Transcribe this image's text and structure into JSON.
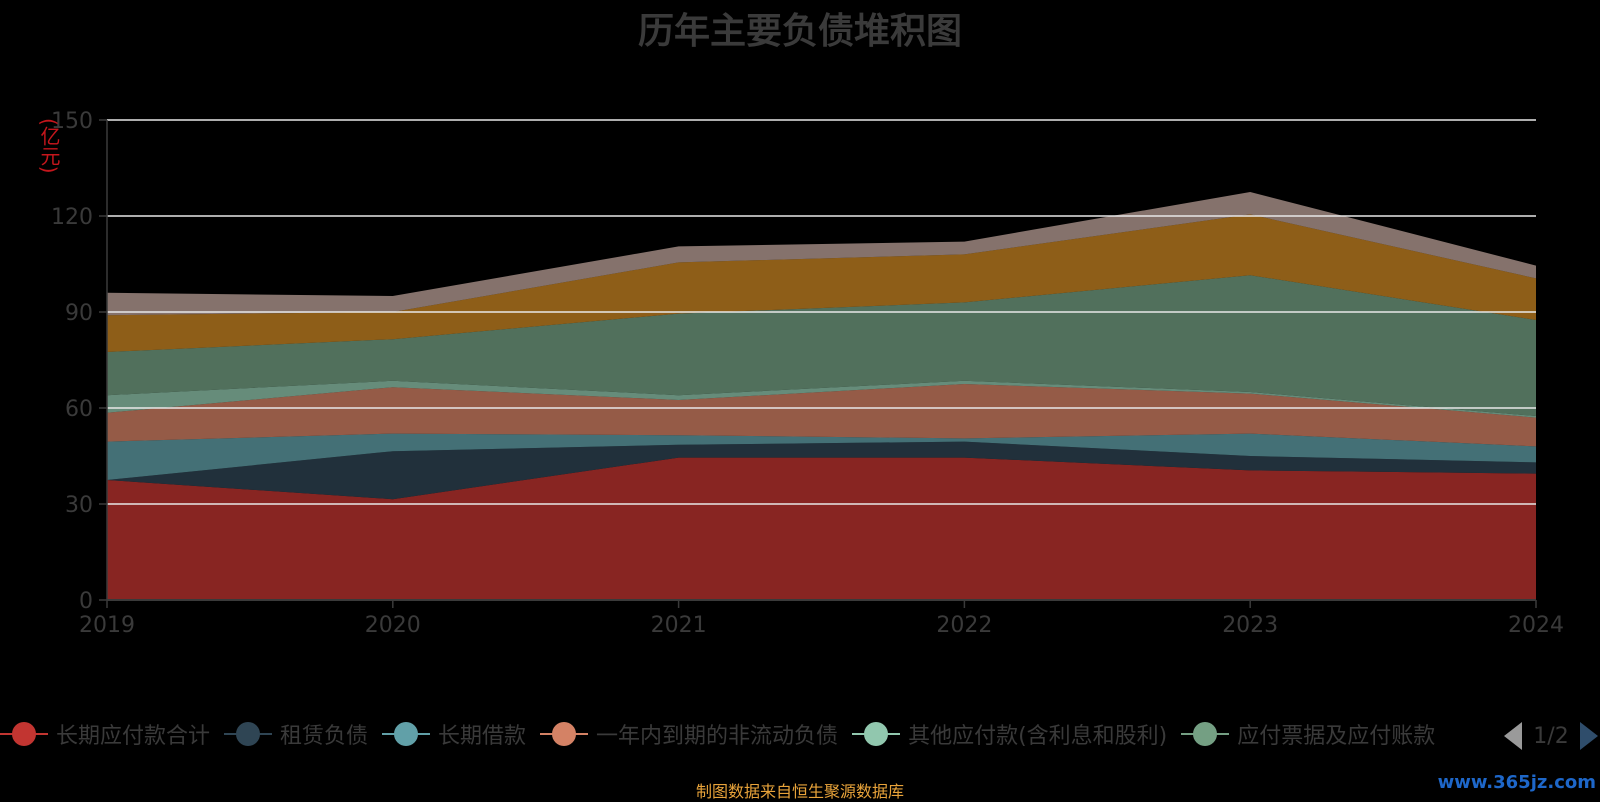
{
  "title": "历年主要负债堆积图",
  "source_note": "制图数据来自恒生聚源数据库",
  "watermark": "www.365jz.com",
  "pager": {
    "text": "1/2"
  },
  "chart_data": {
    "type": "area",
    "stacked": true,
    "title": "历年主要负债堆积图",
    "ylabel": "(亿元)",
    "xlabel": "",
    "ylim": [
      0,
      150
    ],
    "yticks": [
      0,
      30,
      60,
      90,
      120,
      150
    ],
    "grid": true,
    "legend_position": "bottom",
    "x": [
      "2019",
      "2020",
      "2021",
      "2022",
      "2023",
      "2024"
    ],
    "series": [
      {
        "name": "长期应付款合计",
        "color": "#c23531",
        "values": [
          37.5,
          31.5,
          44.5,
          44.5,
          40.5,
          39.5
        ]
      },
      {
        "name": "租赁负债",
        "color": "#2f4554",
        "values": [
          0,
          15,
          4,
          5,
          4.5,
          3.5
        ]
      },
      {
        "name": "长期借款",
        "color": "#61a0a8",
        "values": [
          12,
          5.5,
          3,
          1,
          7,
          5
        ]
      },
      {
        "name": "一年内到期的非流动负债",
        "color": "#d48265",
        "values": [
          9,
          14.5,
          11,
          17,
          12.5,
          9
        ]
      },
      {
        "name": "其他应付款(含利息和股利)",
        "color": "#91c7ae",
        "values": [
          5.5,
          2,
          1.5,
          1,
          0.5,
          0.5
        ]
      },
      {
        "name": "应付票据及应付账款",
        "color": "#749f83",
        "values": [
          13.5,
          13,
          25.5,
          24.5,
          36.5,
          30
        ]
      },
      {
        "name": "",
        "color": "#ca8622",
        "values": [
          11.5,
          8.5,
          16,
          15,
          19,
          13
        ]
      },
      {
        "name": "",
        "color": "#bda29a",
        "values": [
          7,
          5,
          5,
          4,
          7,
          4
        ]
      }
    ]
  }
}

Work to complete>
Copy out all the entries exactly. Images stay out of the copy.

Output of the exercise>
Transcribe this image's text and structure into JSON.
{
  "title": "历年主要负债堆积图",
  "source_note": "制图数据来自恒生聚源数据库",
  "watermark": "www.365jz.com",
  "pager": {
    "text": "1/2"
  },
  "chart_data": {
    "type": "area",
    "stacked": true,
    "title": "历年主要负债堆积图",
    "ylabel": "(亿元)",
    "xlabel": "",
    "ylim": [
      0,
      150
    ],
    "yticks": [
      0,
      30,
      60,
      90,
      120,
      150
    ],
    "grid": true,
    "legend_position": "bottom",
    "x": [
      "2019",
      "2020",
      "2021",
      "2022",
      "2023",
      "2024"
    ],
    "series": [
      {
        "name": "长期应付款合计",
        "color": "#c23531",
        "values": [
          37.5,
          31.5,
          44.5,
          44.5,
          40.5,
          39.5
        ]
      },
      {
        "name": "租赁负债",
        "color": "#2f4554",
        "values": [
          0,
          15,
          4,
          5,
          4.5,
          3.5
        ]
      },
      {
        "name": "长期借款",
        "color": "#61a0a8",
        "values": [
          12,
          5.5,
          3,
          1,
          7,
          5
        ]
      },
      {
        "name": "一年内到期的非流动负债",
        "color": "#d48265",
        "values": [
          9,
          14.5,
          11,
          17,
          12.5,
          9
        ]
      },
      {
        "name": "其他应付款(含利息和股利)",
        "color": "#91c7ae",
        "values": [
          5.5,
          2,
          1.5,
          1,
          0.5,
          0.5
        ]
      },
      {
        "name": "应付票据及应付账款",
        "color": "#749f83",
        "values": [
          13.5,
          13,
          25.5,
          24.5,
          36.5,
          30
        ]
      },
      {
        "name": "",
        "color": "#ca8622",
        "values": [
          11.5,
          8.5,
          16,
          15,
          19,
          13
        ]
      },
      {
        "name": "",
        "color": "#bda29a",
        "values": [
          7,
          5,
          5,
          4,
          7,
          4
        ]
      }
    ]
  }
}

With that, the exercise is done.